## YOUR GOAL:
Set all the material down again unchanged, without the pictures.

## DATA FOR THIS TASK:

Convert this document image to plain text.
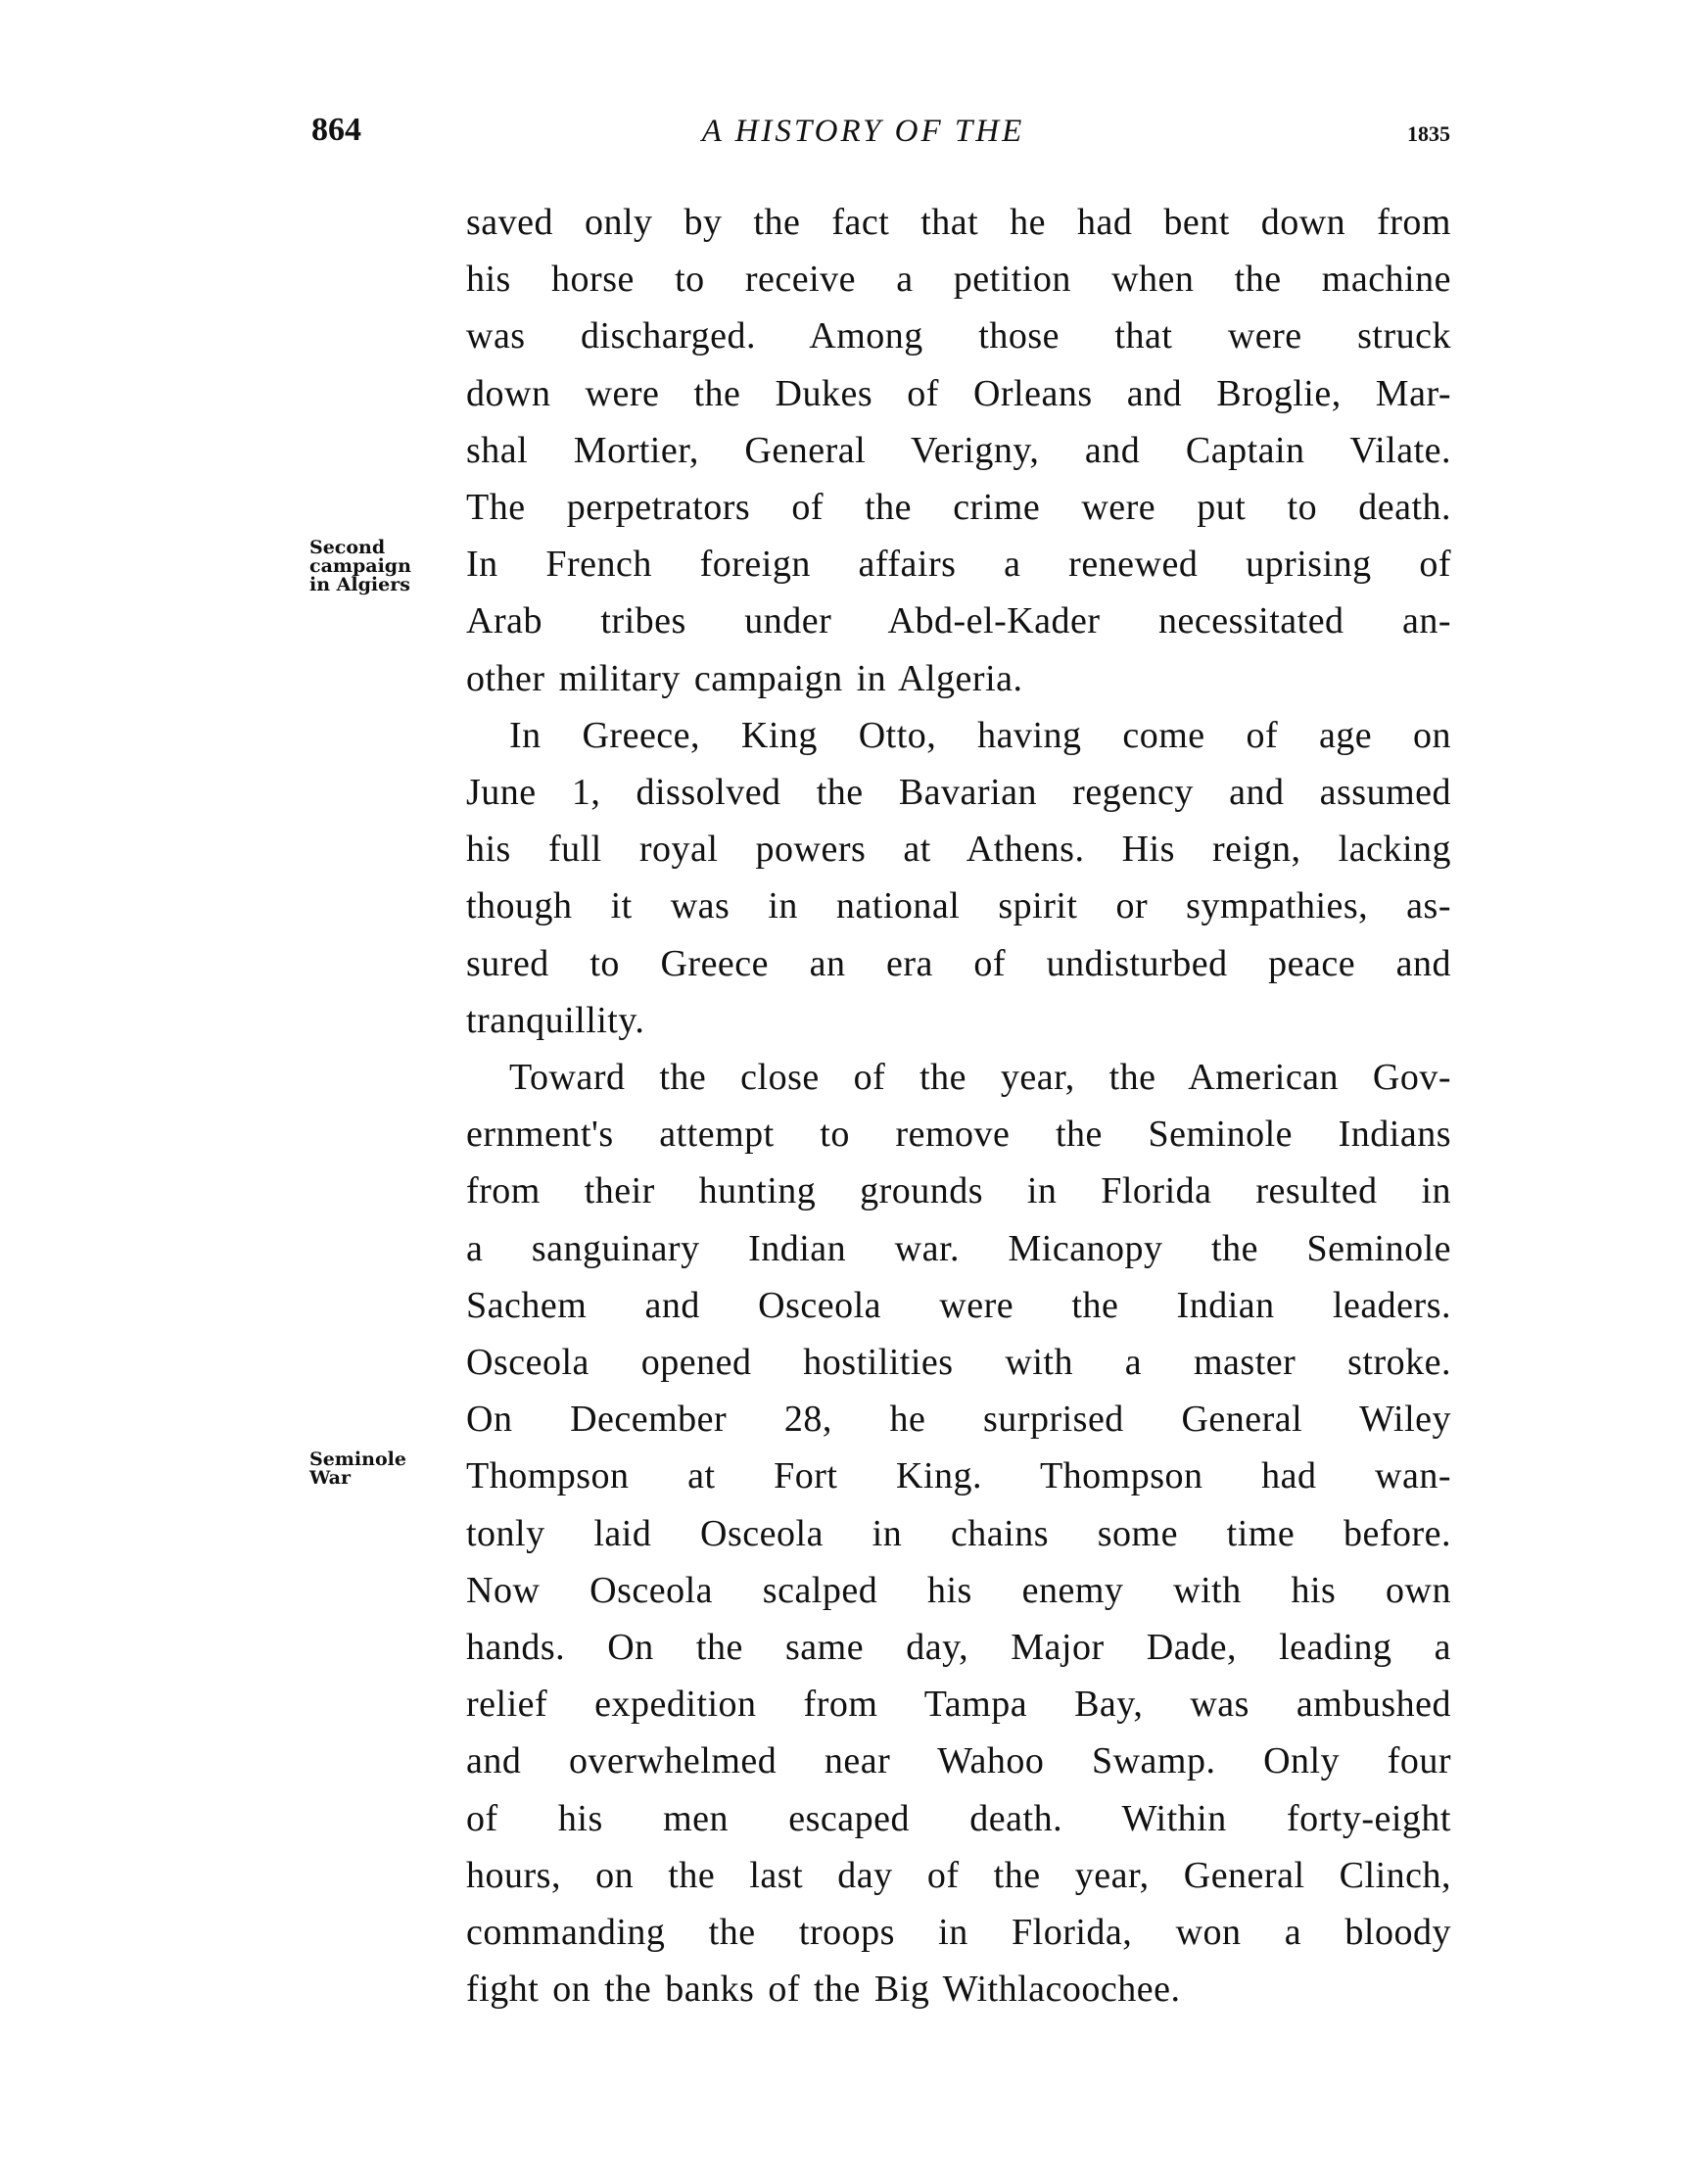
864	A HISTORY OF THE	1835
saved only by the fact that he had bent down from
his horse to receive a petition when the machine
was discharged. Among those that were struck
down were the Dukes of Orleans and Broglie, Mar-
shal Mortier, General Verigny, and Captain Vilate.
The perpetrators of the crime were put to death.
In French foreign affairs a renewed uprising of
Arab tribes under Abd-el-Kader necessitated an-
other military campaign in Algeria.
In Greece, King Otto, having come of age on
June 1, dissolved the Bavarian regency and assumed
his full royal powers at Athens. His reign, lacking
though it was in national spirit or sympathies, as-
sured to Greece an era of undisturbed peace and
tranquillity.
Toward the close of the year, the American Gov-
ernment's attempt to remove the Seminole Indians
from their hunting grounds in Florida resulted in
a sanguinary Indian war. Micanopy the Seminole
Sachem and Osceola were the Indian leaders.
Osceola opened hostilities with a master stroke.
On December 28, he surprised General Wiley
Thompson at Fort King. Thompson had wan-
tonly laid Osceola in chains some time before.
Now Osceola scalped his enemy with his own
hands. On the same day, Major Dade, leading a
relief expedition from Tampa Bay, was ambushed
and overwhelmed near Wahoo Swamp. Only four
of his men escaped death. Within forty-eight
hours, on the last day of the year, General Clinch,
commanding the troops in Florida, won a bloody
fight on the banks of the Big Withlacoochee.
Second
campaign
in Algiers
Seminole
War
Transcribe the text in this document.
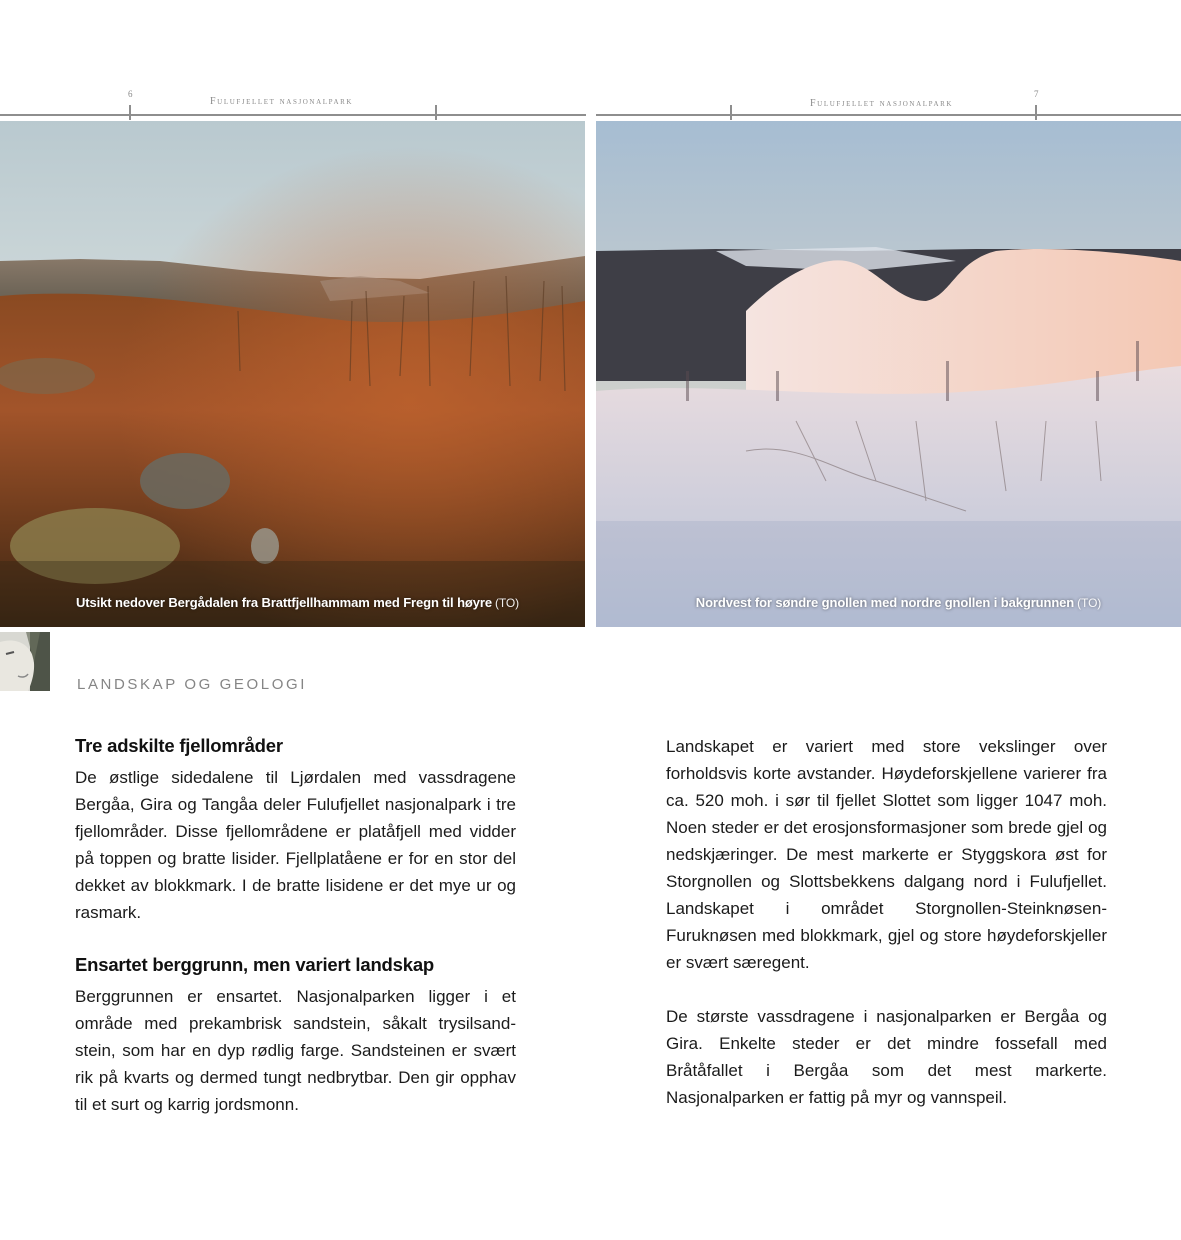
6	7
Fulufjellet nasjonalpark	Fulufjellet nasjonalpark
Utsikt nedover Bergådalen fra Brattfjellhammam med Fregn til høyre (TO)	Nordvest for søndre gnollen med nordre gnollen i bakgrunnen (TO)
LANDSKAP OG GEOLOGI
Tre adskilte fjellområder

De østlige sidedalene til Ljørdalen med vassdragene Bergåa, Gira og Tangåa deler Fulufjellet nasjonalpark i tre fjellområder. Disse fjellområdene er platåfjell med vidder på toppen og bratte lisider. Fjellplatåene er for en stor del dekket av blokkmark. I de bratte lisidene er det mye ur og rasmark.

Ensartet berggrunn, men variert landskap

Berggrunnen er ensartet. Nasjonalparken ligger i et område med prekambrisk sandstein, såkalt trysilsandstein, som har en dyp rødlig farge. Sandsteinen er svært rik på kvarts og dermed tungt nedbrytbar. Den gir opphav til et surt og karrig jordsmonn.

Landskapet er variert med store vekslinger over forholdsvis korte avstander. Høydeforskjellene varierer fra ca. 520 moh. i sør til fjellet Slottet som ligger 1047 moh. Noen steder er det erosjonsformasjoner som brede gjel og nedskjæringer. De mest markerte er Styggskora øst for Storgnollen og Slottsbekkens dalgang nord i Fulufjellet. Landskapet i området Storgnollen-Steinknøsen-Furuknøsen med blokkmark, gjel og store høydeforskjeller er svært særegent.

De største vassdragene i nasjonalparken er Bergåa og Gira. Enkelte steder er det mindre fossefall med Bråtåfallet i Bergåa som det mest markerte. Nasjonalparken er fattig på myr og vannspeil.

## OUTPUT OF THE EXERCISE:
Convert this document image to plain text.
864	A HISTORY OF THE	1835
saved only by the fact that he had bent down from
his horse to receive a petition when the machine
was discharged. Among those that were struck
down were the Dukes of Orleans and Broglie, Mar-
shal Mortier, General Verigny, and Captain Vilate.
The perpetrators of the crime were put to death.
In French foreign affairs a renewed uprising of
Arab tribes under Abd-el-Kader necessitated an-
other military campaign in Algeria.
In Greece, King Otto, having come of age on
June 1, dissolved the Bavarian regency and assumed
his full royal powers at Athens. His reign, lacking
though it was in national spirit or sympathies, as-
sured to Greece an era of undisturbed peace and
tranquillity.
Toward the close of the year, the American Gov-
ernment's attempt to remove the Seminole Indians
from their hunting grounds in Florida resulted in
a sanguinary Indian war. Micanopy the Seminole
Sachem and Osceola were the Indian leaders.
Osceola opened hostilities with a master stroke.
On December 28, he surprised General Wiley
Thompson at Fort King. Thompson had wan-
tonly laid Osceola in chains some time before.
Now Osceola scalped his enemy with his own
hands. On the same day, Major Dade, leading a
relief expedition from Tampa Bay, was ambushed
and overwhelmed near Wahoo Swamp. Only four
of his men escaped death. Within forty-eight
hours, on the last day of the year, General Clinch,
commanding the troops in Florida, won a bloody
fight on the banks of the Big Withlacoochee.
Second
campaign
in Algiers
Seminole
War
Transcribe the text in this document.
6	7
Fulufjellet nasjonalpark	Fulufjellet nasjonalpark
Utsikt nedover Bergådalen fra Brattfjellhammam med Fregn til høyre (TO)	Nordvest for søndre gnollen med nordre gnollen i bakgrunnen (TO)
LANDSKAP OG GEOLOGI
Tre adskilte fjellområder

De østlige sidedalene til Ljørdalen med vassdragene Bergåa, Gira og Tangåa deler Fulufjellet nasjonalpark i tre fjellområder. Disse fjellområdene er platåfjell med vidder på toppen og bratte lisider. Fjellplatåene er for en stor del dekket av blokkmark. I de bratte lisidene er det mye ur og rasmark.

Ensartet berggrunn, men variert landskap

Berggrunnen er ensartet. Nasjonalparken ligger i et område med prekambrisk sandstein, såkalt trysilsandstein, som har en dyp rødlig farge. Sandsteinen er svært rik på kvarts og dermed tungt nedbrytbar. Den gir opphav til et surt og karrig jordsmonn.

Landskapet er variert med store vekslinger over forholdsvis korte avstander. Høydeforskjellene varierer fra ca. 520 moh. i sør til fjellet Slottet som ligger 1047 moh. Noen steder er det erosjonsformasjoner som brede gjel og nedskjæringer. De mest markerte er Styggskora øst for Storgnollen og Slottsbekkens dalgang nord i Fulufjellet. Landskapet i området Storgnollen-Steinknøsen-Furuknøsen med blokkmark, gjel og store høydeforskjeller er svært særegent.

De største vassdragene i nasjonalparken er Bergåa og Gira. Enkelte steder er det mindre fossefall med Bråtåfallet i Bergåa som det mest markerte. Nasjonalparken er fattig på myr og vannspeil.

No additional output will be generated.